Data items
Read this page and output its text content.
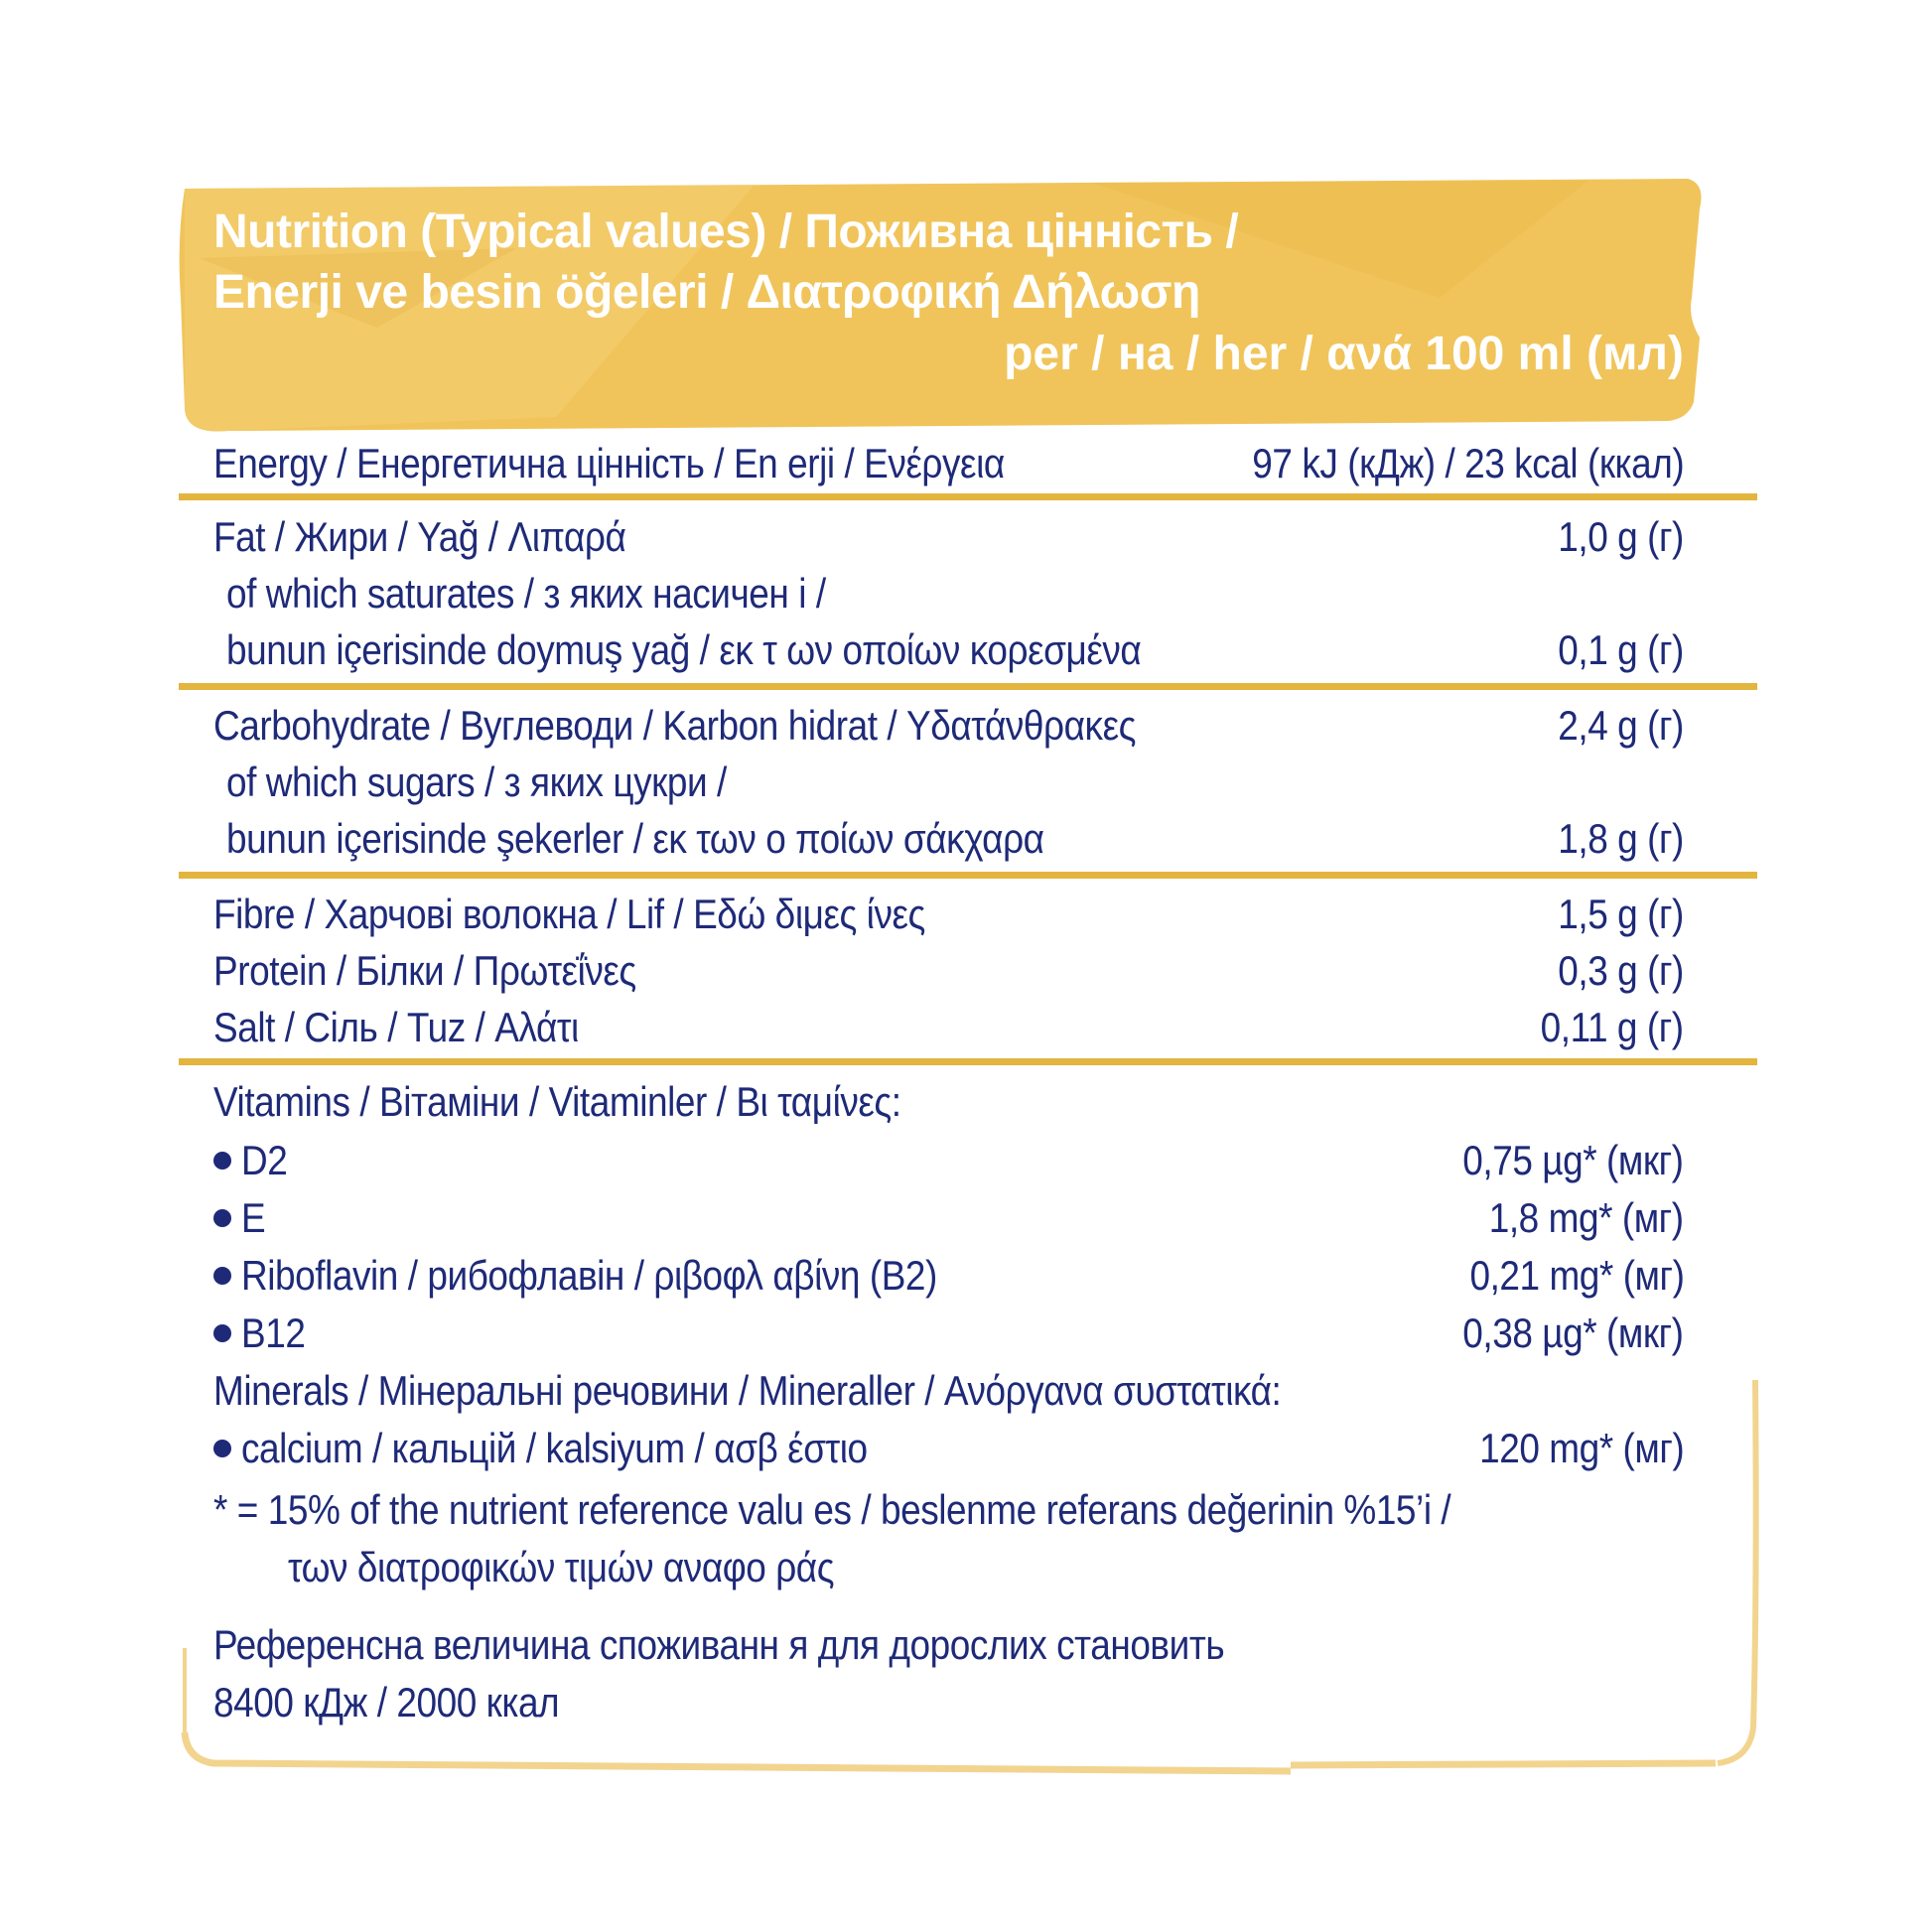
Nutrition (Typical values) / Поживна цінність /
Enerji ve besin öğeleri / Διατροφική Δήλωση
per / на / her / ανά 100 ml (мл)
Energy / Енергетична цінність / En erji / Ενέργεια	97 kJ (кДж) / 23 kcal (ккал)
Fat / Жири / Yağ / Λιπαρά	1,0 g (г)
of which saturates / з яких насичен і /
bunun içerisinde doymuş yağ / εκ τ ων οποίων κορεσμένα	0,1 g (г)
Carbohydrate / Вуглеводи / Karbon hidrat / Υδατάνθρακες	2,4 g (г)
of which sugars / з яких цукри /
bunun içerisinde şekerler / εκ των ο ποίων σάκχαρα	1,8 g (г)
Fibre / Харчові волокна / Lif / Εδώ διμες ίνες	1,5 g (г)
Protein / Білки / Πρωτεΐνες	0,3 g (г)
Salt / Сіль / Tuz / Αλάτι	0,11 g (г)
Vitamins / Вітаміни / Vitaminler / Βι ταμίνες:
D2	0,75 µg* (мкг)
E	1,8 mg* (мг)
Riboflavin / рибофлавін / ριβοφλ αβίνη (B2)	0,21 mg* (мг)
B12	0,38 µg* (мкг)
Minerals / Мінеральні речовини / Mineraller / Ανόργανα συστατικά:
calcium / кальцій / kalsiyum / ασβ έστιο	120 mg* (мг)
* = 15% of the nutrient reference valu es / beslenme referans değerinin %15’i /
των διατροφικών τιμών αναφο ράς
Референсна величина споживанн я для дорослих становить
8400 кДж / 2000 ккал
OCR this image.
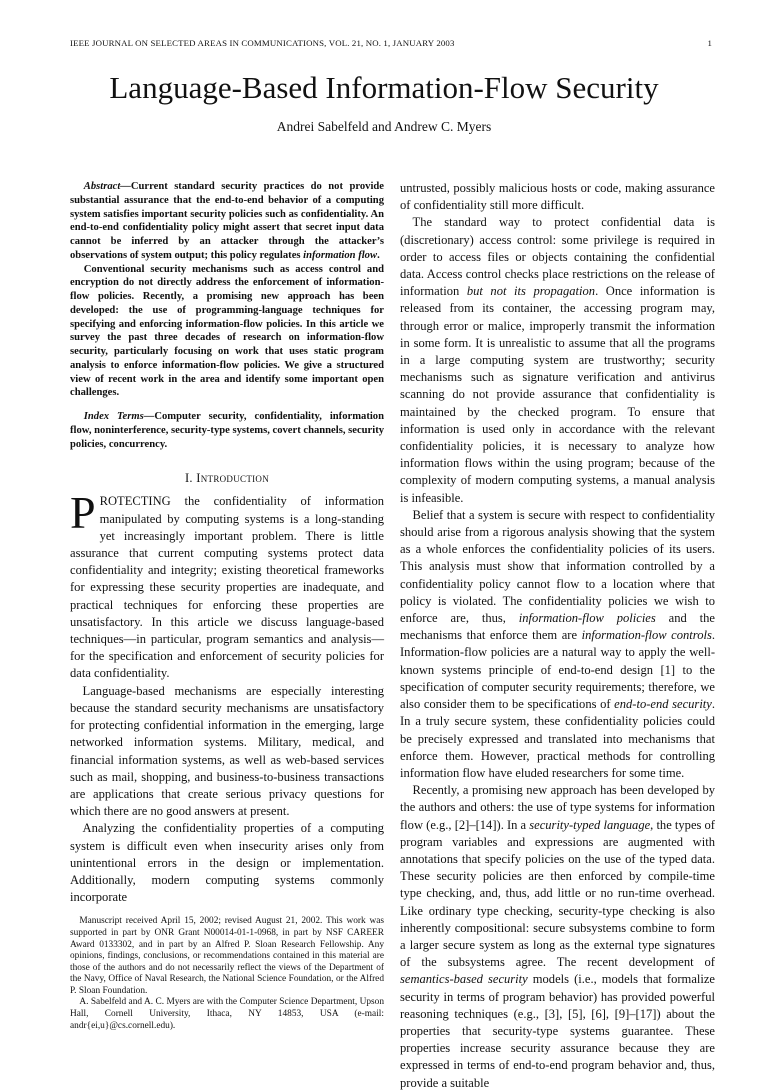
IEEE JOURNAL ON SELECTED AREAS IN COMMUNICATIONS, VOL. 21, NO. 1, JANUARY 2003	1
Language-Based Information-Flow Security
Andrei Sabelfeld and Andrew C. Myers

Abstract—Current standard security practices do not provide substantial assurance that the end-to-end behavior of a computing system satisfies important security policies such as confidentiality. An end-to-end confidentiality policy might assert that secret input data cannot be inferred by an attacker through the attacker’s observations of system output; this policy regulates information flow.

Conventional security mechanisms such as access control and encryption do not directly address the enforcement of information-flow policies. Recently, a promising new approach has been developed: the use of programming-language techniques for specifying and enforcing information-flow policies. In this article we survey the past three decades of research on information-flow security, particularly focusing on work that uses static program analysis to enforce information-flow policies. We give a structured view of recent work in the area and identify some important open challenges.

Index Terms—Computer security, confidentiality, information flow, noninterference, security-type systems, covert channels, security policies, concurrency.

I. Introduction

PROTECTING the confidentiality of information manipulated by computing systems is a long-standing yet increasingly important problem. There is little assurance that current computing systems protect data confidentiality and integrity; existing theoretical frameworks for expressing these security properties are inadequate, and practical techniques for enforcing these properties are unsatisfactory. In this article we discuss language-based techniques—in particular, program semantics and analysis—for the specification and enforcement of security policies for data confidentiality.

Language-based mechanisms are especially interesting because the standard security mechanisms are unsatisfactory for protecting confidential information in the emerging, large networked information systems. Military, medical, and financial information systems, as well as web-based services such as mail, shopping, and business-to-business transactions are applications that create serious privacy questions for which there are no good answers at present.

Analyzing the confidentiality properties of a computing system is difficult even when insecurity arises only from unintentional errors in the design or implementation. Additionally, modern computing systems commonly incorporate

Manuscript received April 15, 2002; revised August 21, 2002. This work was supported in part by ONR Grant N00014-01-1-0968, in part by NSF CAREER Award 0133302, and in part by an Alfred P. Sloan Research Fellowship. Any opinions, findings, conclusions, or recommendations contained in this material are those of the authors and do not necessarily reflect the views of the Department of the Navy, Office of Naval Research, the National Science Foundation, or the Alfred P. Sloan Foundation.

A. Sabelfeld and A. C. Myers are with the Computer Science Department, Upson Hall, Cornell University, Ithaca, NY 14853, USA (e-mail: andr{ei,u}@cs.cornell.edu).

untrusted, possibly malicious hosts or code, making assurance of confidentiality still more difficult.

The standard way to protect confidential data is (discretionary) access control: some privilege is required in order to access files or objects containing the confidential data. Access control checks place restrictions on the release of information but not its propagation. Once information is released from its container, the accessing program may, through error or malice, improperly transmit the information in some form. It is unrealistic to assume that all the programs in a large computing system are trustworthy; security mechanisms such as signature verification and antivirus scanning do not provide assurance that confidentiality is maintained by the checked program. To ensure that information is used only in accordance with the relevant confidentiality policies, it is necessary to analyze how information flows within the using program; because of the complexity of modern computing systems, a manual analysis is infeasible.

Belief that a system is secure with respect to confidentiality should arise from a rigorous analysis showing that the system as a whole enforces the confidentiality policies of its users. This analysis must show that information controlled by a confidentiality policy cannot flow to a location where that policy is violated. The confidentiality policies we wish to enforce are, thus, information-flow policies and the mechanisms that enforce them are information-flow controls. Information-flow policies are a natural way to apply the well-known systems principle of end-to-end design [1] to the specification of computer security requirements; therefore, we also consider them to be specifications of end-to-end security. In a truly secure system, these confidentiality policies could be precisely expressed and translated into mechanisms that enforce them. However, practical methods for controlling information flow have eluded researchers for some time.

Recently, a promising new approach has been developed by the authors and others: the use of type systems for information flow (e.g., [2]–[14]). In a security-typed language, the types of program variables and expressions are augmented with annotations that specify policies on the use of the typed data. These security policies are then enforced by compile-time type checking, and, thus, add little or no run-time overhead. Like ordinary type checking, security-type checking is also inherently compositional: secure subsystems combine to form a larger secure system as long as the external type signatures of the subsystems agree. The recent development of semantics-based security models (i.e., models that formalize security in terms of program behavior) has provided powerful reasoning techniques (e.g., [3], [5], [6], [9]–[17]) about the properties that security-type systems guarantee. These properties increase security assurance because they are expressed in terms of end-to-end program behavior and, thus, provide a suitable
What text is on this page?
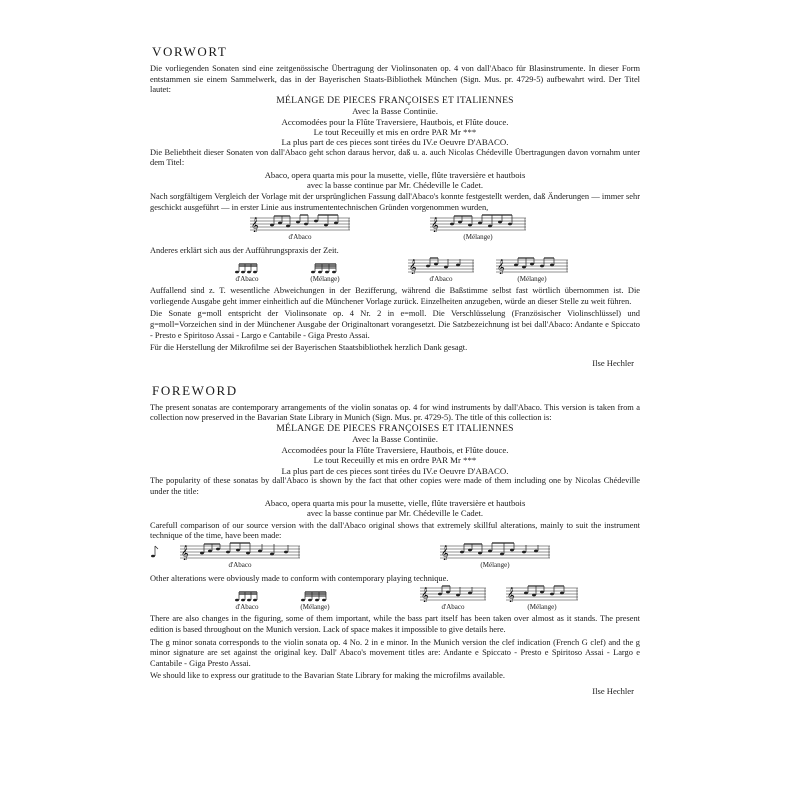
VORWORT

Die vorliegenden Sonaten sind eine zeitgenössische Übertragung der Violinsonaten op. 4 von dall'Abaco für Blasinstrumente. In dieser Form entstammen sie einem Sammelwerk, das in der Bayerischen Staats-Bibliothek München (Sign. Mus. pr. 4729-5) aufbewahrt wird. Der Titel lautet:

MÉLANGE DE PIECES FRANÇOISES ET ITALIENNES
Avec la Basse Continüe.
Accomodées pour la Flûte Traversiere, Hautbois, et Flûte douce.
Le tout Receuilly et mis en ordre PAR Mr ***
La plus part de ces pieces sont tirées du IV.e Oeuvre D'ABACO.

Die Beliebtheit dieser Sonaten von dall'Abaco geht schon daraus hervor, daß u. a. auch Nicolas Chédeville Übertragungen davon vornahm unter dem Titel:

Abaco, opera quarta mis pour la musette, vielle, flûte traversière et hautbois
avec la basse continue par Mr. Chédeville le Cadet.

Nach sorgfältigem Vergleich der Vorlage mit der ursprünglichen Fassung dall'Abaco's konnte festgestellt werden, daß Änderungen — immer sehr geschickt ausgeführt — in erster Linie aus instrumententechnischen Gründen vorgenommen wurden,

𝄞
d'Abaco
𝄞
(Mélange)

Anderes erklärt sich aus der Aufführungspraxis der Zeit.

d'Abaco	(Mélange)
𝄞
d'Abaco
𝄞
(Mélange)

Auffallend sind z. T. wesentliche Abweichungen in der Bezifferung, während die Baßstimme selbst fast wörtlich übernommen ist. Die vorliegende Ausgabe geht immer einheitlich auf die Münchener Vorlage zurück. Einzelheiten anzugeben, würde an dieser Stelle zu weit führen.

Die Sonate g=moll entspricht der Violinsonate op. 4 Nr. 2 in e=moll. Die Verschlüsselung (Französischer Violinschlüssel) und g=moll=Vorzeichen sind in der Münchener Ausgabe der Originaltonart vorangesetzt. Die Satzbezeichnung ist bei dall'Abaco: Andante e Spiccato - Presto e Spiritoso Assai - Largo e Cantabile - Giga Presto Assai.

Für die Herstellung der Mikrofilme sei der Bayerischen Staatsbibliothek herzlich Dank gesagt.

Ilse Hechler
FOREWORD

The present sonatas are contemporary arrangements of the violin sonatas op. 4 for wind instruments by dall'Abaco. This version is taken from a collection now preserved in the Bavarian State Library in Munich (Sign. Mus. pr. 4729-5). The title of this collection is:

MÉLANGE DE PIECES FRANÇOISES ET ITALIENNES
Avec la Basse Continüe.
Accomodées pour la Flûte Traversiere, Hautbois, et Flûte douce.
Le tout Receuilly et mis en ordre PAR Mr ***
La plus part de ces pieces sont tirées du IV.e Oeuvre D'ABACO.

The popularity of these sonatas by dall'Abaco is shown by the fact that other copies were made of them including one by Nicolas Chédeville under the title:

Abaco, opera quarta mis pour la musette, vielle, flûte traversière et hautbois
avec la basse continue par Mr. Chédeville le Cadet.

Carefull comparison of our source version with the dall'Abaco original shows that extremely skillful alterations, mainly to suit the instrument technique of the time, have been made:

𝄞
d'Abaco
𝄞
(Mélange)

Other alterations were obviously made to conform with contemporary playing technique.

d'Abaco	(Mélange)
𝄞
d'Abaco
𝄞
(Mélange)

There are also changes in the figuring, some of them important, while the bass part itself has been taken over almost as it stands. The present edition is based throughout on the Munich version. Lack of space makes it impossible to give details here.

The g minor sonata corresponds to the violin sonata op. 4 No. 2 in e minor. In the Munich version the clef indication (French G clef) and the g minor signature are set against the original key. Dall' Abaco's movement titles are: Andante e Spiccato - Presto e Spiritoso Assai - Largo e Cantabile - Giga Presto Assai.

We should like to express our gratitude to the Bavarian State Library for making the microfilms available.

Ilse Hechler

▶ [EXERCISE AIM]: Each line above that contains "Myers" counts once; report the total of such lines and nothing more.

▶ [SOLUTION TO THE PROBLEM]: 2